Entries ▸
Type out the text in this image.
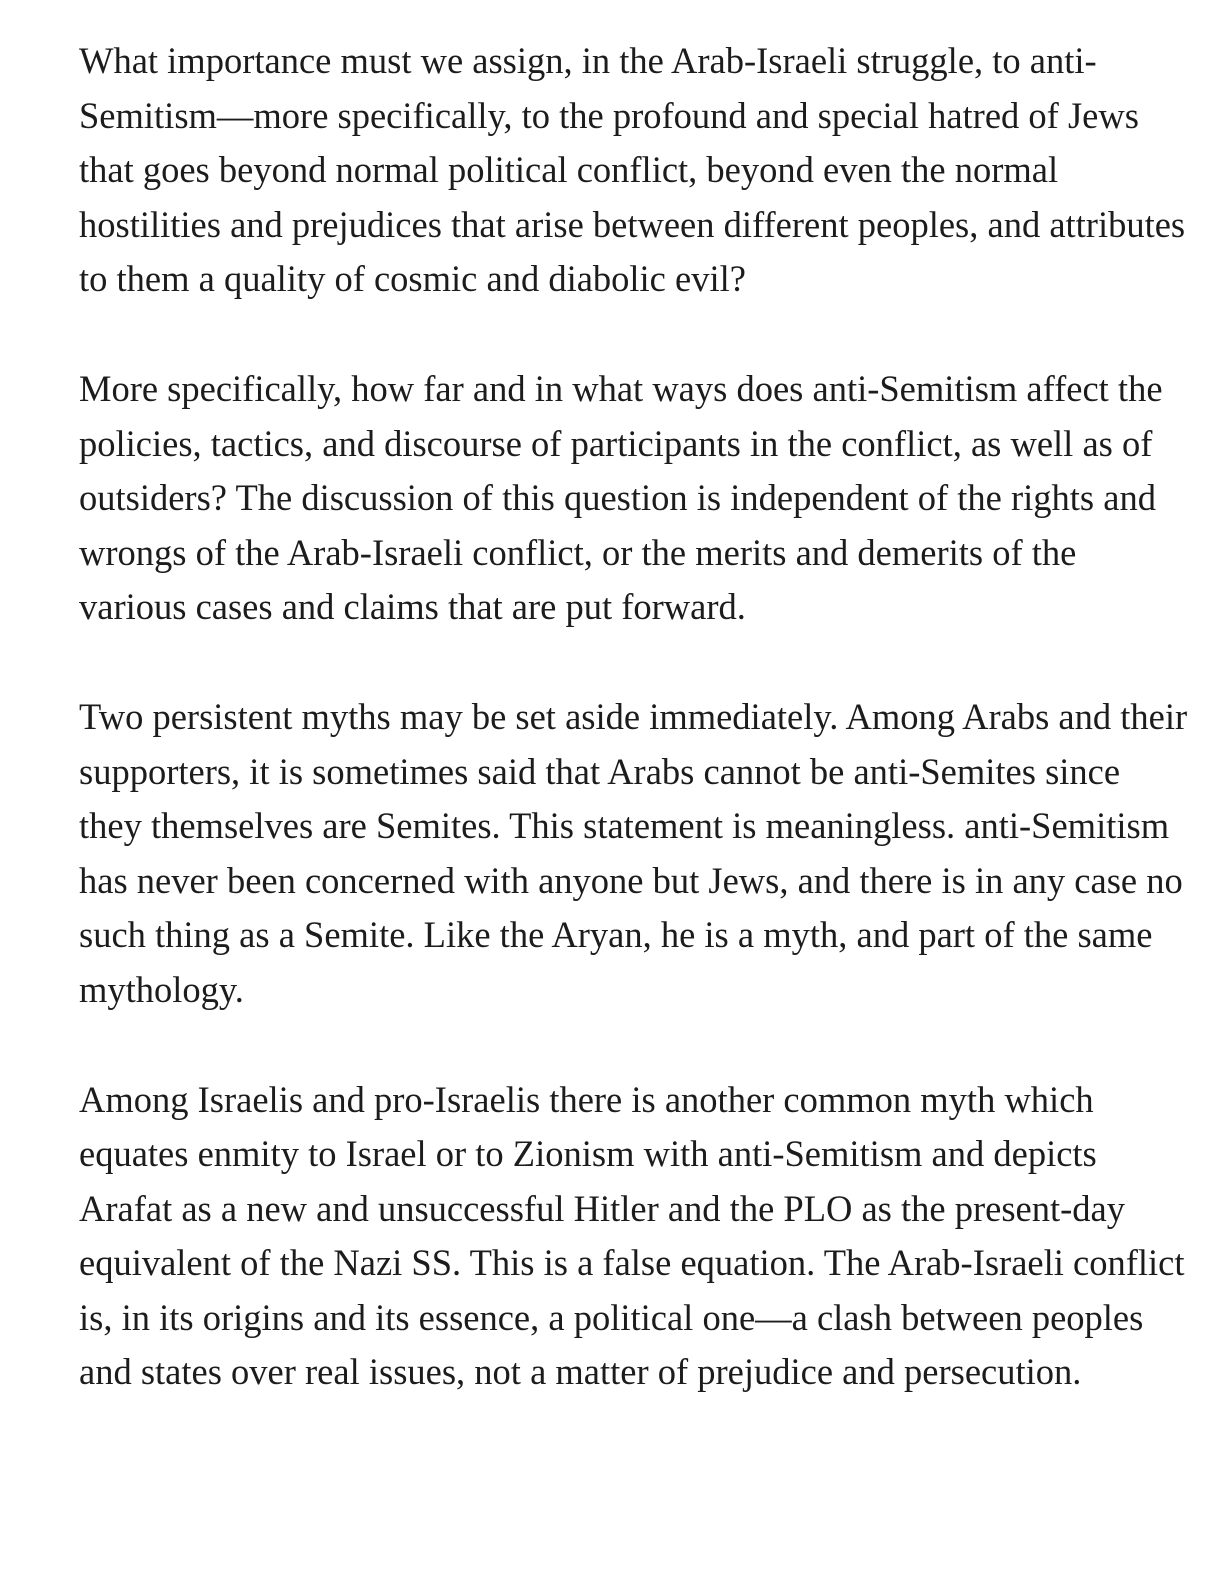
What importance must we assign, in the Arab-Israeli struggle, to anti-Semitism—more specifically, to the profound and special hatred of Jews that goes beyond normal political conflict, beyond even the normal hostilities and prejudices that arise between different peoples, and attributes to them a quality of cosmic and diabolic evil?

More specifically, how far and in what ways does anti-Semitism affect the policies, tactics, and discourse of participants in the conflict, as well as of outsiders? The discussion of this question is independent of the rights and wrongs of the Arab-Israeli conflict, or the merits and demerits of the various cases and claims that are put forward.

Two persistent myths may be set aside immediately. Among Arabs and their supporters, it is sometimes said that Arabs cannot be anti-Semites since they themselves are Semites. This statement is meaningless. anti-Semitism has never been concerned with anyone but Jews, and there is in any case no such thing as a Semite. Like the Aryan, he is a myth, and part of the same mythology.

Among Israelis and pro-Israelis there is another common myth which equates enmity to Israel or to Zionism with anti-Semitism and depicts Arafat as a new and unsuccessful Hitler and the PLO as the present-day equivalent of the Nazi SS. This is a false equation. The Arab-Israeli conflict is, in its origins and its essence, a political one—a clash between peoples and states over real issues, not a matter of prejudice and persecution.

Given exercise ▸
Nothing in the entries above should change when they are printed again, except that the pictures are dropped.

Solution ▸
Type out the text in this image.
What importance must we assign, in the Arab-Israeli struggle, to anti-Semitism—more specifically, to the profound and special hatred of Jews that goes beyond normal political conflict, beyond even the normal hostilities and prejudices that arise between different peoples, and attributes to them a quality of cosmic and diabolic evil?

More specifically, how far and in what ways does anti-Semitism affect the policies, tactics, and discourse of participants in the conflict, as well as of outsiders? The discussion of this question is independent of the rights and wrongs of the Arab-Israeli conflict, or the merits and demerits of the various cases and claims that are put forward.

Two persistent myths may be set aside immediately. Among Arabs and their supporters, it is sometimes said that Arabs cannot be anti-Semites since they themselves are Semites. This statement is meaningless. anti-Semitism has never been concerned with anyone but Jews, and there is in any case no such thing as a Semite. Like the Aryan, he is a myth, and part of the same mythology.

Among Israelis and pro-Israelis there is another common myth which equates enmity to Israel or to Zionism with anti-Semitism and depicts Arafat as a new and unsuccessful Hitler and the PLO as the present-day equivalent of the Nazi SS. This is a false equation. The Arab-Israeli conflict is, in its origins and its essence, a political one—a clash between peoples and states over real issues, not a matter of prejudice and persecution.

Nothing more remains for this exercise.